Your reply should consist only of the lines from the one holding "OCR this image." to the last line of the data below, written out exactly and without pictures.

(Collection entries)
....

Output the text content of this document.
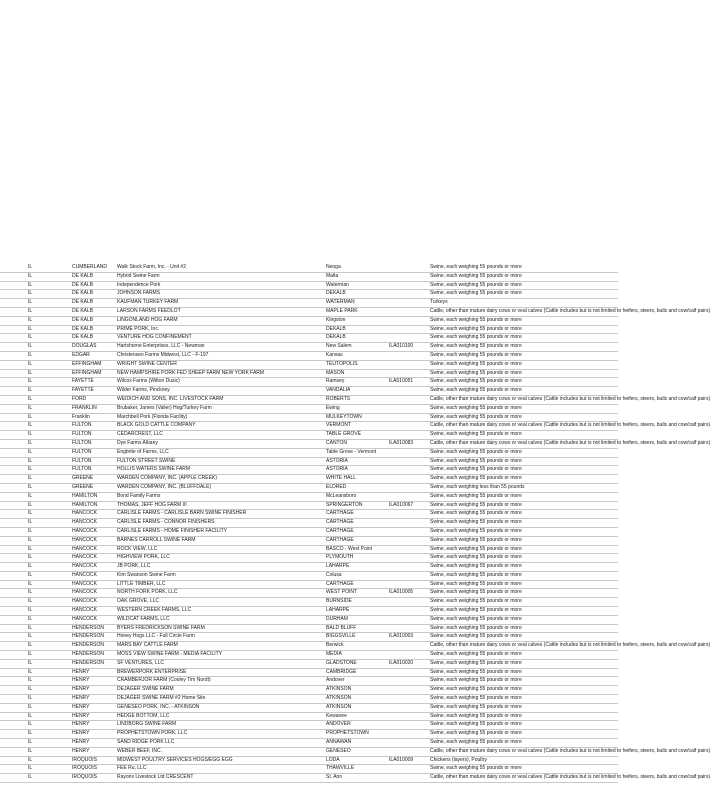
IL	CUMBERLAND	Walk Stock Farm, Inc. - Unit #2	Neoga	Swine, each weighing 55 pounds or more
IL	DE KALB	Hybrid Swine Farm	Malta	Swine, each weighing 55 pounds or more
IL	DE KALB	Independence Pork	Waterman	Swine, each weighing 55 pounds or more
IL	DE KALB	JOHNSON FARMS	DEKALB	Swine, each weighing 55 pounds or more
IL	DE KALB	KAUFMAN TURKEY FARM	WATERMAN	Turkeys
IL	DE KALB	LARSON FARMS FEEDLOT	MAPLE PARK	Cattle, other than mature dairy cows or veal calves (Cattle includes but is not limited to heifers, steers, bulls and cow/calf pairs)
IL	DE KALB	LINGONLAND HOG FARM	Kingston	Swine, each weighing 55 pounds or more
IL	DE KALB	PRIME PORK, Inc.	DEKALB	Swine, each weighing 55 pounds or more
IL	DE KALB	VENTURE HOG CONFINEMENT	DEKALB	Swine, each weighing 55 pounds or more
IL	DOUGLAS	Hartshorne Enterprises, LLC - Newman	New Salem	ILA010100	Swine, each weighing 55 pounds or more
IL	EDGAR	Christensen Farms Midwest, LLC - F-197	Kansas	Swine, each weighing 55 pounds or more
IL	EFFINGHAM	WRIGHT SWINE CENTER	TEUTOPOLIS	Swine, each weighing 55 pounds or more
IL	EFFINGHAM	NEW HAMPSHIRE PORK FED SHEEP FARM NEW YORK FARM	MASON	Swine, each weighing 55 pounds or more
IL	FAYETTE	Wilcox Farms (Wilton Dusic)	Ramsey	ILA010051	Swine, each weighing 55 pounds or more
IL	FAYETTE	Wilder Farms, Pinckney	VANDALIA	Swine, each weighing 55 pounds or more
IL	FORD	WEIDICH AND SONS, INC. LIVESTOCK FARM	ROBERTS	Cattle, other than mature dairy cows or veal calves (Cattle includes but is not limited to heifers, steers, bulls and cow/calf pairs)
IL	FRANKLIN	Brubaker, James (Valier) Hog/Turkey Farm	Ewing	Swine, each weighing 55 pounds or more
IL	Franklin	Marchbell Pork (Florida Facility)	MULKEYTOWN	Swine, each weighing 55 pounds or more
IL	FULTON	BLACK GOLD CATTLE COMPANY	VERMONT	Cattle, other than mature dairy cows or veal calves (Cattle includes but is not limited to heifers, steers, bulls and cow/calf pairs)
IL	FULTON	CEDARCREST, LLC	TABLE GROVE	Swine, each weighing 55 pounds or more
IL	FULTON	Dye Farms Albany	CANTON	ILA010083	Cattle, other than mature dairy cows or veal calves (Cattle includes but is not limited to heifers, steers, bulls and cow/calf pairs)
IL	FULTON	Engbrite of Farms, LLC	Table Grove - Vermont	Swine, each weighing 55 pounds or more
IL	FULTON	FULTON STREET SWINE	ASTORIA	Swine, each weighing 55 pounds or more
IL	FULTON	HOLLIS WATERS SWINE FARM	ASTORIA	Swine, each weighing 55 pounds or more
IL	GREENE	WARDEN COMPANY, INC. (APPLE CREEK)	WHITE HALL	Swine, each weighing 55 pounds or more
IL	GREENE	WARDEN COMPANY, INC. (BLUFFDALE)	ELDRED	Swine, each weighing less than 55 pounds
IL	HAMILTON	Bond Family Farms	McLeansboro	Swine, each weighing 55 pounds or more
IL	HAMILTON	THOMAS, JEFF HOG FARM III	SPRINGERTON	ILA010067	Swine, each weighing 55 pounds or more
IL	HANCOCK	CARLISLE FARMS - CARLISLE BARN SWINE FINISHER	CARTHAGE	Swine, each weighing 55 pounds or more
IL	HANCOCK	CARLISLE FARMS - CONNOR FINISHERS	CARTHAGE	Swine, each weighing 55 pounds or more
IL	HANCOCK	CARLISLE FARMS - HOME FINISHER FACILITY	CARTHAGE	Swine, each weighing 55 pounds or more
IL	HANCOCK	BARNES CARROLL SWINE FARM	CARTHAGE	Swine, each weighing 55 pounds or more
IL	HANCOCK	ROCK VIEW, LLC	BASCO - West Point	Swine, each weighing 55 pounds or more
IL	HANCOCK	HIGHVIEW PORK, LLC	PLYMOUTH	Swine, each weighing 55 pounds or more
IL	HANCOCK	JB PORK, LLC	LAHARPE	Swine, each weighing 55 pounds or more
IL	HANCOCK	Kim Swanson Swine Farm	Colusa	Swine, each weighing 55 pounds or more
IL	HANCOCK	LITTLE TIMBER, LLC	CARTHAGE	Swine, each weighing 55 pounds or more
IL	HANCOCK	NORTH FORK PORK, LLC	WEST POINT	ILA010005	Swine, each weighing 55 pounds or more
IL	HANCOCK	OAK GROVE, LLC	BURNSIDE	Swine, each weighing 55 pounds or more
IL	HANCOCK	WESTERN CREEK FARMS, LLC	LAHARPE	Swine, each weighing 55 pounds or more
IL	HANCOCK	WILDCAT FARMS, LLC	DURHAM	Swine, each weighing 55 pounds or more
IL	HENDERSON	BYERS FREDRICKSON SWINE FARM	BALD BLUFF	Swine, each weighing 55 pounds or more
IL	HENDERSON	Honey Hogs LLC - Full Circle Farm	BIGGSVILLE	ILA010003	Swine, each weighing 55 pounds or more
IL	HENDERSON	MARS BAY CATTLE FARM	Berwick	Cattle, other than mature dairy cows or veal calves (Cattle includes but is not limited to heifers, steers, bulls and cow/calf pairs)
IL	HENDERSON	MOSS VIEW SWINE FARM - MEDIA FACILITY	MEDIA	Swine, each weighing 55 pounds or more
IL	HENDERSON	SF VENTURES, LLC	GLADSTONE	ILA010020	Swine, each weighing 55 pounds or more
IL	HENRY	BREWERPORK ENTERPRISE	CAMBRIDGE	Swine, each weighing 55 pounds or more
IL	HENRY	CRAMBERJOR FARM (Cooley Tim Nordt)	Andover	Swine, each weighing 55 pounds or more
IL	HENRY	DEJAGER SWINE FARM	ATKINSON	Swine, each weighing 55 pounds or more
IL	HENRY	DEJAGER SWINE FARM #2 Home Site	ATKINSON	Swine, each weighing 55 pounds or more
IL	HENRY	GENESEO PORK, INC. - ATKINSON	ATKINSON	Swine, each weighing 55 pounds or more
IL	HENRY	HEDGE BOTTOM, LLC	Kewanee	Swine, each weighing 55 pounds or more
IL	HENRY	LINDBORG SWINE FARM	ANDOVER	Swine, each weighing 55 pounds or more
IL	HENRY	PROPHETSTOWN PORK, LLC	PROPHETSTOWN	Swine, each weighing 55 pounds or more
IL	HENRY	SAND RIDGE PORK LLC	ANNAWAN	Swine, each weighing 55 pounds or more
IL	HENRY	WEBER BEEF, INC.	GENESEO	Cattle, other than mature dairy cows or veal calves (Cattle includes but is not limited to heifers, steers, bulls and cow/calf pairs)
IL	IROQUOIS	MIDWEST POULTRY SERVICES HOGS/EGG EGG	LODA	ILA010009	Chickens (layers), Poultry
IL	IROQUOIS	FEE Ru, LLC	THAWVILLE	Swine, each weighing 55 pounds or more
IL	IROQUOIS	Rayons Livestock Ltd CRESCENT	St. Ann	Cattle, other than mature dairy cows or veal calves (Cattle includes but is not limited to heifers, steers, bulls and cow/calf pairs)
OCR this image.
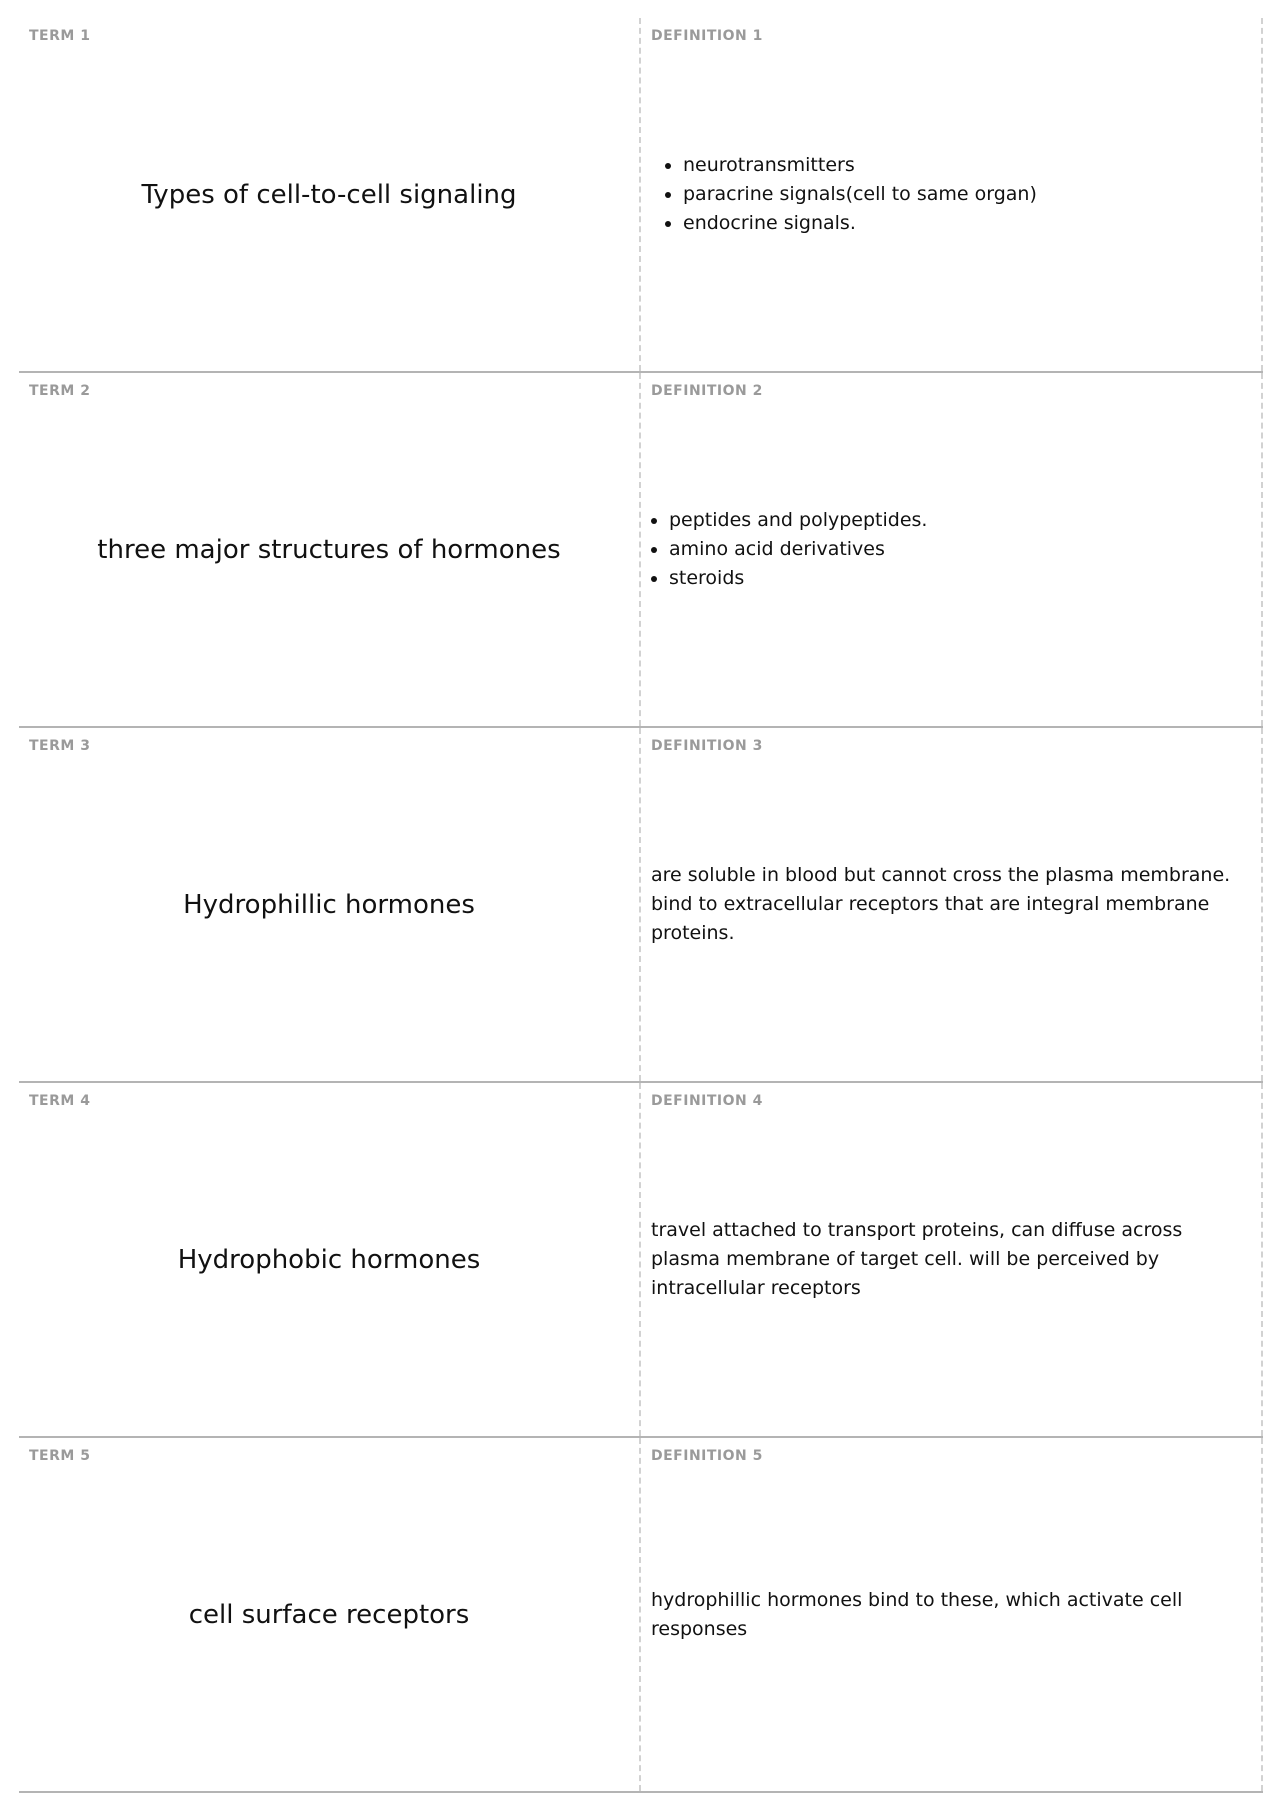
TERM 1
Types of cell-to-cell signaling
DEFINITION 1
• neurotransmitters
• paracrine signals(cell to same organ)
• endocrine signals.
TERM 2
three major structures of hormones
DEFINITION 2
• peptides and polypeptides.
• amino acid derivatives
• steroids
TERM 3
Hydrophillic hormones
DEFINITION 3

are soluble in blood but cannot cross the plasma membrane. bind to extracellular receptors that are integral membrane proteins.

TERM 4
Hydrophobic hormones
DEFINITION 4

travel attached to transport proteins, can diffuse across plasma membrane of target cell. will be perceived by intracellular receptors

TERM 5
cell surface receptors
DEFINITION 5

hydrophillic hormones bind to these, which activate cell responses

....

- SOLVED PROBLEM
OCR this image.
TERM 1
Types of cell-to-cell signaling
DEFINITION 1
• neurotransmitters
• paracrine signals(cell to same organ)
• endocrine signals.
TERM 2
three major structures of hormones
DEFINITION 2
• peptides and polypeptides.
• amino acid derivatives
• steroids
TERM 3
Hydrophillic hormones
DEFINITION 3

are soluble in blood but cannot cross the plasma membrane. bind to extracellular receptors that are integral membrane proteins.

TERM 4
Hydrophobic hormones
DEFINITION 4

travel attached to transport proteins, can diffuse across plasma membrane of target cell. will be perceived by intracellular receptors

TERM 5
cell surface receptors
DEFINITION 5

hydrophillic hormones bind to these, which activate cell responses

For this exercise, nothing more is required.